■ **What you are asked to do**: List each line of the data that holds the string "heeft".

■ **Material supplied**:

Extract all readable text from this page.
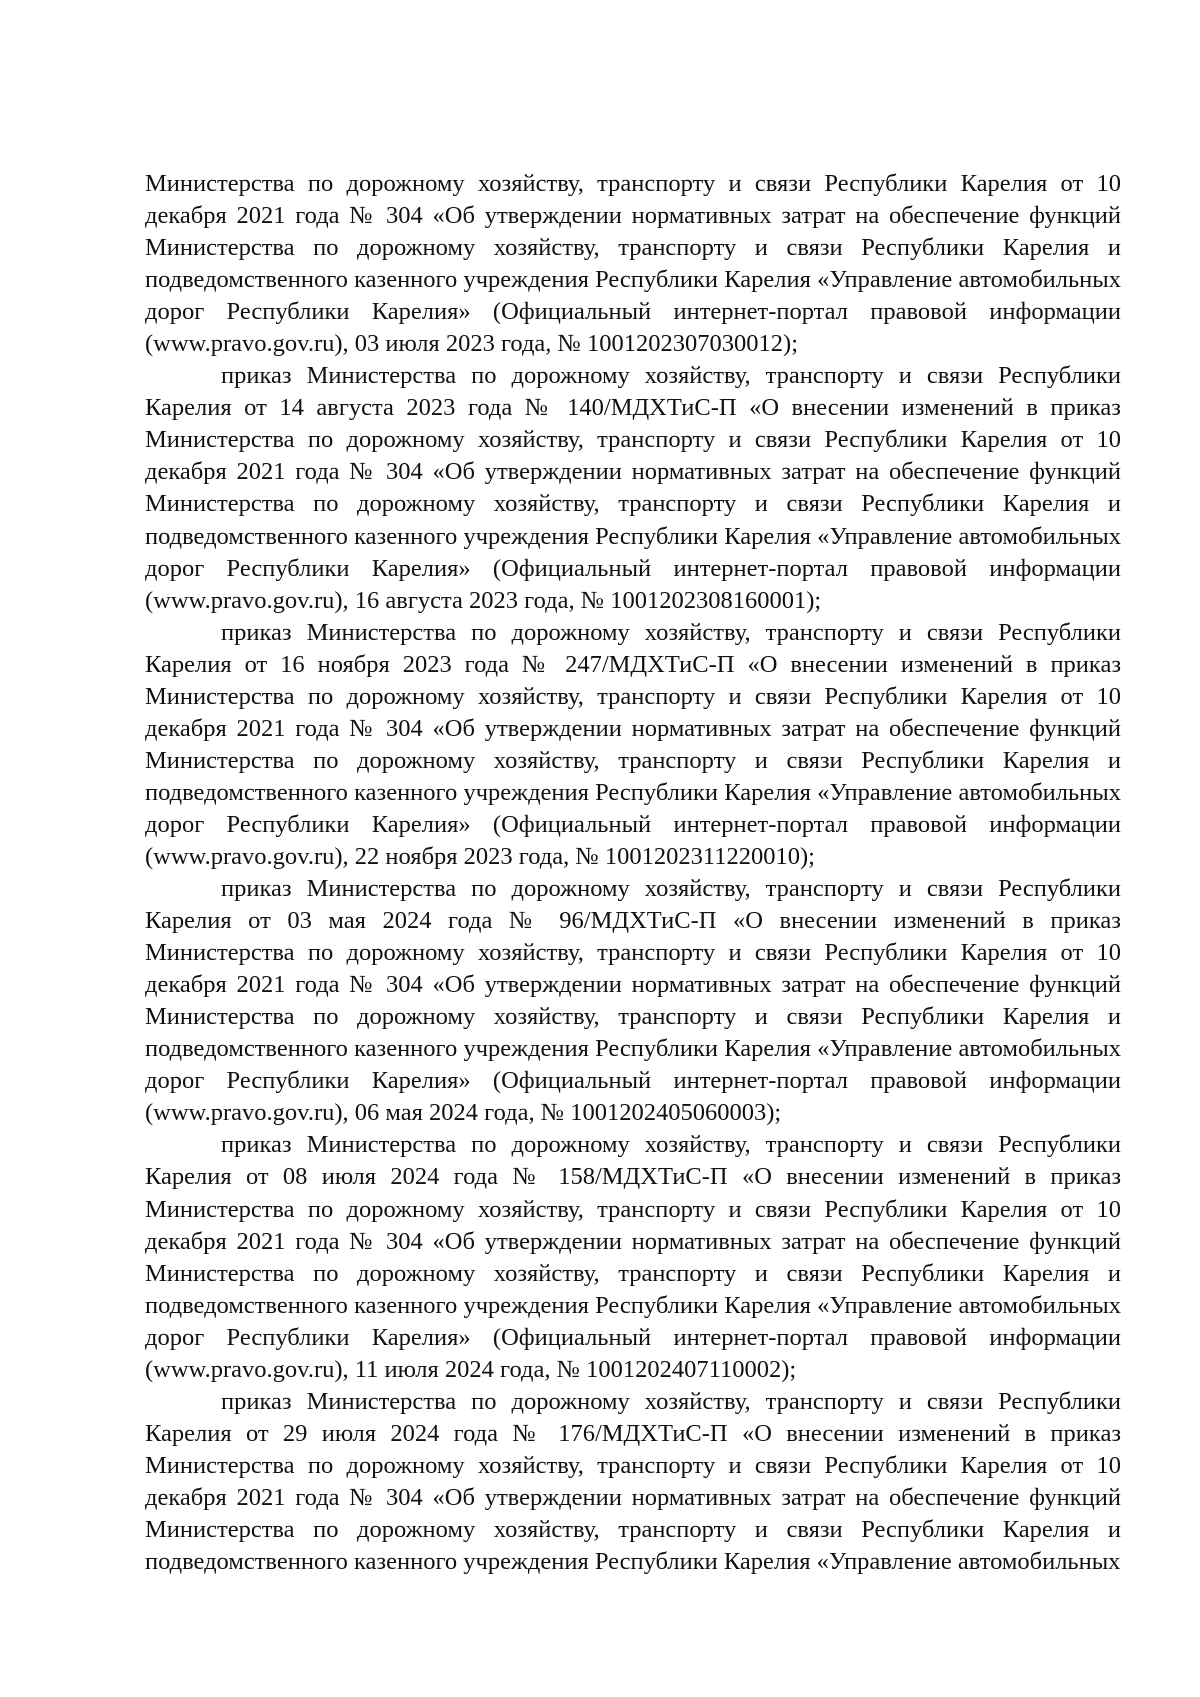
Министерства по дорожному хозяйству, транспорту и связи Республики Карелия от 10 декабря 2021 года № 304 «Об утверждении нормативных затрат на обеспечение функций Министерства по дорожному хозяйству, транспорту и связи Республики Карелия и подведомственного казенного учреждения Республики Карелия «Управление автомобильных дорог Республики Карелия» (Официальный интернет-портал правовой информации (www.pravo.gov.ru), 03 июля 2023 года, № 1001202307030012);

приказ Министерства по дорожному хозяйству, транспорту и связи Республики Карелия от 14 августа 2023 года № 140/МДХТиС-П «О внесении изменений в приказ Министерства по дорожному хозяйству, транспорту и связи Республики Карелия от 10 декабря 2021 года № 304 «Об утверждении нормативных затрат на обеспечение функций Министерства по дорожному хозяйству, транспорту и связи Республики Карелия и подведомственного казенного учреждения Республики Карелия «Управление автомобильных дорог Республики Карелия» (Официальный интернет-портал правовой информации (www.pravo.gov.ru), 16 августа 2023 года, № 1001202308160001);

приказ Министерства по дорожному хозяйству, транспорту и связи Республики Карелия от 16 ноября 2023 года № 247/МДХТиС-П «О внесении изменений в приказ Министерства по дорожному хозяйству, транспорту и связи Республики Карелия от 10 декабря 2021 года № 304 «Об утверждении нормативных затрат на обеспечение функций Министерства по дорожному хозяйству, транспорту и связи Республики Карелия и подведомственного казенного учреждения Республики Карелия «Управление автомобильных дорог Республики Карелия» (Официальный интернет-портал правовой информации (www.pravo.gov.ru), 22 ноября 2023 года, № 1001202311220010);

приказ Министерства по дорожному хозяйству, транспорту и связи Республики Карелия от 03 мая 2024 года № 96/МДХТиС-П «О внесении изменений в приказ Министерства по дорожному хозяйству, транспорту и связи Республики Карелия от 10 декабря 2021 года № 304 «Об утверждении нормативных затрат на обеспечение функций Министерства по дорожному хозяйству, транспорту и связи Республики Карелия и подведомственного казенного учреждения Республики Карелия «Управление автомобильных дорог Республики Карелия» (Официальный интернет-портал правовой информации (www.pravo.gov.ru), 06 мая 2024 года, № 1001202405060003);

приказ Министерства по дорожному хозяйству, транспорту и связи Республики Карелия от 08 июля 2024 года № 158/МДХТиС-П «О внесении изменений в приказ Министерства по дорожному хозяйству, транспорту и связи Республики Карелия от 10 декабря 2021 года № 304 «Об утверждении нормативных затрат на обеспечение функций Министерства по дорожному хозяйству, транспорту и связи Республики Карелия и подведомственного казенного учреждения Республики Карелия «Управление автомобильных дорог Республики Карелия» (Официальный интернет-портал правовой информации (www.pravo.gov.ru), 11 июля 2024 года, № 1001202407110002);

приказ Министерства по дорожному хозяйству, транспорту и связи Республики Карелия от 29 июля 2024 года № 176/МДХТиС-П «О внесении изменений в приказ Министерства по дорожному хозяйству, транспорту и связи Республики Карелия от 10 декабря 2021 года № 304 «Об утверждении нормативных затрат на обеспечение функций Министерства по дорожному хозяйству, транспорту и связи Республики Карелия и подведомственного казенного учреждения Республики Карелия «Управление автомобильных
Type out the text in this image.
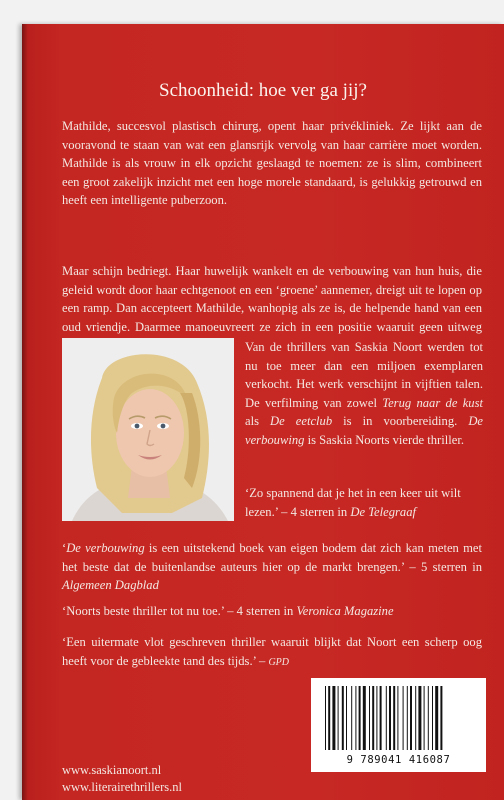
Schoonheid: hoe ver ga jij?
Mathilde, succesvol plastisch chirurg, opent haar privékliniek. Ze lijkt aan de vooravond te staan van wat een glansrijk vervolg van haar carrière moet worden. Mathilde is als vrouw in elk opzicht geslaagd te noemen: ze is slim, combineert een groot zakelijk inzicht met een hoge morele standaard, is gelukkig getrouwd en heeft een intelligente puberzoon.
Maar schijn bedriegt. Haar huwelijk wankelt en de verbouwing van hun huis, die geleid wordt door haar echtgenoot en een ‘groene’ aannemer, dreigt uit te lopen op een ramp. Dan accepteert Mathilde, wanhopig als ze is, de helpende hand van een oud vriendje. Daarmee manoeuvreert ze zich in een positie waaruit geen uitweg
Van de thrillers van Saskia Noort werden tot nu toe meer dan een miljoen exemplaren verkocht. Het werk verschijnt in vijftien talen. De verfilming van zowel Terug naar de kust als De eetclub is in voorbereiding. De verbouwing is Saskia Noorts vierde thriller.
‘Zo spannend dat je het in een keer uit wilt lezen.’ – 4 sterren in De Telegraaf
‘De verbouwing is een uitstekend boek van eigen bodem dat zich kan meten met het beste dat de buitenlandse auteurs hier op de markt brengen.’ – 5 sterren in Algemeen Dagblad
‘Noorts beste thriller tot nu toe.’ – 4 sterren in Veronica Magazine
‘Een uitermate vlot geschreven thriller waaruit blijkt dat Noort een scherp oog heeft voor de gebleekte tand des tijds.’ – GPD
www.saskianoort.nl
www.literairethrillers.nl
9 789041 416087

■ **Task output**:
Mathilde, succesvol plastisch chirurg, opent haar privékliniek. Ze lijkt aan de vooravond te staan van wat een glansrijk vervolg van haar carrière moet worden. Mathilde is als vrouw in elk opzicht geslaagd te noemen: ze is slim, combineert een groot zakelijk inzicht met een hoge morele standaard, is gelukkig getrouwd en heeft een intelligente puberzoon.
‘Een uitermate vlot geschreven thriller waaruit blijkt dat Noort een scherp oog heeft voor de gebleekte tand des tijds.’ – GPD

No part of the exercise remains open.